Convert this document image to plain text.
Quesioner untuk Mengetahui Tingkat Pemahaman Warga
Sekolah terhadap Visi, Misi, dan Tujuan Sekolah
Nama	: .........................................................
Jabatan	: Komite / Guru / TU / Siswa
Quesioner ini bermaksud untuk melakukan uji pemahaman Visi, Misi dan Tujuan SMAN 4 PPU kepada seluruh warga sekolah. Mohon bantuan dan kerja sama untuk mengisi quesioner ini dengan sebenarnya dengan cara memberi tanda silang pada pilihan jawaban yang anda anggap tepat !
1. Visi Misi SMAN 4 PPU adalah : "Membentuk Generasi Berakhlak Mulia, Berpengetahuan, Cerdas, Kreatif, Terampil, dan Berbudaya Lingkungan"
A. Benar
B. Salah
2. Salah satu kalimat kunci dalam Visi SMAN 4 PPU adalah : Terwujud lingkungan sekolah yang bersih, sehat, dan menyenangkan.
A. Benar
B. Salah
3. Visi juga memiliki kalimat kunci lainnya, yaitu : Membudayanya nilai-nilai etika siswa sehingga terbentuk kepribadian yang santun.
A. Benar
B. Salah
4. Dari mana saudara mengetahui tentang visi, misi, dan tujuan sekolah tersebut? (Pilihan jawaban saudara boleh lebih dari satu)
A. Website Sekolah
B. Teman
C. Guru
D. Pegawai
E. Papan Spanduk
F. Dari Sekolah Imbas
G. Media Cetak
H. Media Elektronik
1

**DESCRIPTION OF THE TASK:** Locate all lines that include the word "jawaban" and copy them out.

**OUTPUT FOR THIS TASK:**
Quesioner ini bermaksud untuk melakukan uji pemahaman Visi, Misi dan Tujuan SMAN 4 PPU kepada seluruh warga sekolah. Mohon bantuan dan kerja sama untuk mengisi quesioner ini dengan sebenarnya dengan cara memberi tanda silang pada pilihan jawaban yang anda anggap tepat !
4. Dari mana saudara mengetahui tentang visi, misi, dan tujuan sekolah tersebut? (Pilihan jawaban saudara boleh lebih dari satu)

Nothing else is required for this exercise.